Working data:
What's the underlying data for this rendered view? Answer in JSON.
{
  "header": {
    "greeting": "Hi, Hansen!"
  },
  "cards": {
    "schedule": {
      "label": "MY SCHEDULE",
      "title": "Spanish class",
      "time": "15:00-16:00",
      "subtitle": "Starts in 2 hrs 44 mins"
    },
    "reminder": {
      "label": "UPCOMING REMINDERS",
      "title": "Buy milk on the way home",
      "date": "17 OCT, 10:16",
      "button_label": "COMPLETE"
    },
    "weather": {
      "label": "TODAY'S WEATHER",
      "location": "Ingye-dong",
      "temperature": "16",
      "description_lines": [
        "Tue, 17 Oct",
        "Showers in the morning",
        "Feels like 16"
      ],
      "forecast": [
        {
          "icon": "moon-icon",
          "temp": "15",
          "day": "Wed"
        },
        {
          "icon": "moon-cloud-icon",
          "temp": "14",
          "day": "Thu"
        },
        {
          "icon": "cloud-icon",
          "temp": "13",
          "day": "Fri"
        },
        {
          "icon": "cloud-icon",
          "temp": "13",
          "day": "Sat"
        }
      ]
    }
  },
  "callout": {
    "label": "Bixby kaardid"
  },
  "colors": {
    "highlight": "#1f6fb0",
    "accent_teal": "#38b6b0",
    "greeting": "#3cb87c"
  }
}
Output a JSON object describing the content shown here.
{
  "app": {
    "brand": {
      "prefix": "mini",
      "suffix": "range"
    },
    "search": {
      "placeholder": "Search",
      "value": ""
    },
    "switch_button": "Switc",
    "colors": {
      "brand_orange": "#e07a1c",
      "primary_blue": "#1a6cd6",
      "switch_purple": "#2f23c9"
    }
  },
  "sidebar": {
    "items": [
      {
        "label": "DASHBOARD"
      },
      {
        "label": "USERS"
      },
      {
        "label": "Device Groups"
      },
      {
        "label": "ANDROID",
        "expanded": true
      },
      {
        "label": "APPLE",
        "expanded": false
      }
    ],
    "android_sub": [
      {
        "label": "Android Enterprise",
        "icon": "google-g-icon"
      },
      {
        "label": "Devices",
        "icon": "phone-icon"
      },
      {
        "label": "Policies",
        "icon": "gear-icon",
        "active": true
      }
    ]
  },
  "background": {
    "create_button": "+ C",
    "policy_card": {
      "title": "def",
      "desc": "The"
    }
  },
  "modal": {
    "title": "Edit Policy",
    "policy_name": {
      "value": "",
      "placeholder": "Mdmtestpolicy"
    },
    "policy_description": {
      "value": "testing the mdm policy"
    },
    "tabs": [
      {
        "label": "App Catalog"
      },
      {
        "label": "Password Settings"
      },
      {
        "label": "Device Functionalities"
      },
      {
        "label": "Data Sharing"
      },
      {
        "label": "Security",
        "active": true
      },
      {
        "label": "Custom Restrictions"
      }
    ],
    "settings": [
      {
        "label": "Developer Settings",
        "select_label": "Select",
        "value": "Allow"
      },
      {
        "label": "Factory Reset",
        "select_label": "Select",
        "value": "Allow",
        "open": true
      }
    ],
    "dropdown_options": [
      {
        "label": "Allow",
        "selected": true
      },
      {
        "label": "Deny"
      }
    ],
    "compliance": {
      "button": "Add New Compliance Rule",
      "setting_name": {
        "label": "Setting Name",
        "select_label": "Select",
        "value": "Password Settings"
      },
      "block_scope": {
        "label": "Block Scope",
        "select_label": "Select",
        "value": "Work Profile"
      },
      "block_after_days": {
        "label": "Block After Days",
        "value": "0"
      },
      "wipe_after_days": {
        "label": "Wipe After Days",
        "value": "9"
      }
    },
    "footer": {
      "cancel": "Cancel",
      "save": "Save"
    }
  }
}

Short exercise:
Extract each line of the material exactly as it stands.

Written response:
What's the underlying data for this rendered view? Answer in JSON.
{
  "header": {
    "greeting": "Hi, Hansen!"
  },
  "cards": {
    "schedule": {
      "label": "MY SCHEDULE",
      "title": "Spanish class",
      "time": "15:00-16:00",
      "subtitle": "Starts in 2 hrs 44 mins"
    },
    "reminder": {
      "label": "UPCOMING REMINDERS",
      "title": "Buy milk on the way home",
      "date": "17 OCT, 10:16",
      "button_label": "COMPLETE"
    },
    "weather": {
      "label": "TODAY'S WEATHER",
      "location": "Ingye-dong",
      "temperature": "16",
      "description_lines": [
        "Tue, 17 Oct",
        "Showers in the morning",
        "Feels like 16"
      ],
      "forecast": [
        {
          "icon": "moon-icon",
          "temp": "15",
          "day": "Wed"
        },
        {
          "icon": "moon-cloud-icon",
          "temp": "14",
          "day": "Thu"
        },
        {
          "icon": "cloud-icon",
          "temp": "13",
          "day": "Fri"
        },
        {
          "icon": "cloud-icon",
          "temp": "13",
          "day": "Sat"
        }
      ]
    }
  },
  "callout": {
    "label": "Bixby kaardid"
  },
  "colors": {
    "highlight": "#1f6fb0",
    "accent_teal": "#38b6b0",
    "greeting": "#3cb87c"
  }
}
Output a JSON object describing the content shown here.
{
  "app": {
    "brand": {
      "prefix": "mini",
      "suffix": "range"
    },
    "search": {
      "placeholder": "Search",
      "value": ""
    },
    "switch_button": "Switc",
    "colors": {
      "brand_orange": "#e07a1c",
      "primary_blue": "#1a6cd6",
      "switch_purple": "#2f23c9"
    }
  },
  "sidebar": {
    "items": [
      {
        "label": "DASHBOARD"
      },
      {
        "label": "USERS"
      },
      {
        "label": "Device Groups"
      },
      {
        "label": "ANDROID",
        "expanded": true
      },
      {
        "label": "APPLE",
        "expanded": false
      }
    ],
    "android_sub": [
      {
        "label": "Android Enterprise",
        "icon": "google-g-icon"
      },
      {
        "label": "Devices",
        "icon": "phone-icon"
      },
      {
        "label": "Policies",
        "icon": "gear-icon",
        "active": true
      }
    ]
  },
  "background": {
    "create_button": "+ C",
    "policy_card": {
      "title": "def",
      "desc": "The"
    }
  },
  "modal": {
    "title": "Edit Policy",
    "policy_name": {
      "value": "",
      "placeholder": "Mdmtestpolicy"
    },
    "policy_description": {
      "value": "testing the mdm policy"
    },
    "tabs": [
      {
        "label": "App Catalog"
      },
      {
        "label": "Password Settings"
      },
      {
        "label": "Device Functionalities"
      },
      {
        "label": "Data Sharing"
      },
      {
        "label": "Security",
        "active": true
      },
      {
        "label": "Custom Restrictions"
      }
    ],
    "settings": [
      {
        "label": "Developer Settings",
        "select_label": "Select",
        "value": "Allow"
      },
      {
        "label": "Factory Reset",
        "select_label": "Select",
        "value": "Allow",
        "open": true
      }
    ],
    "dropdown_options": [
      {
        "label": "Allow",
        "selected": true
      },
      {
        "label": "Deny"
      }
    ],
    "compliance": {
      "button": "Add New Compliance Rule",
      "setting_name": {
        "label": "Setting Name",
        "select_label": "Select",
        "value": "Password Settings"
      },
      "block_scope": {
        "label": "Block Scope",
        "select_label": "Select",
        "value": "Work Profile"
      },
      "block_after_days": {
        "label": "Block After Days",
        "value": "0"
      },
      "wipe_after_days": {
        "label": "Wipe After Days",
        "value": "9"
      }
    },
    "footer": {
      "cancel": "Cancel",
      "save": "Save"
    }
  }
}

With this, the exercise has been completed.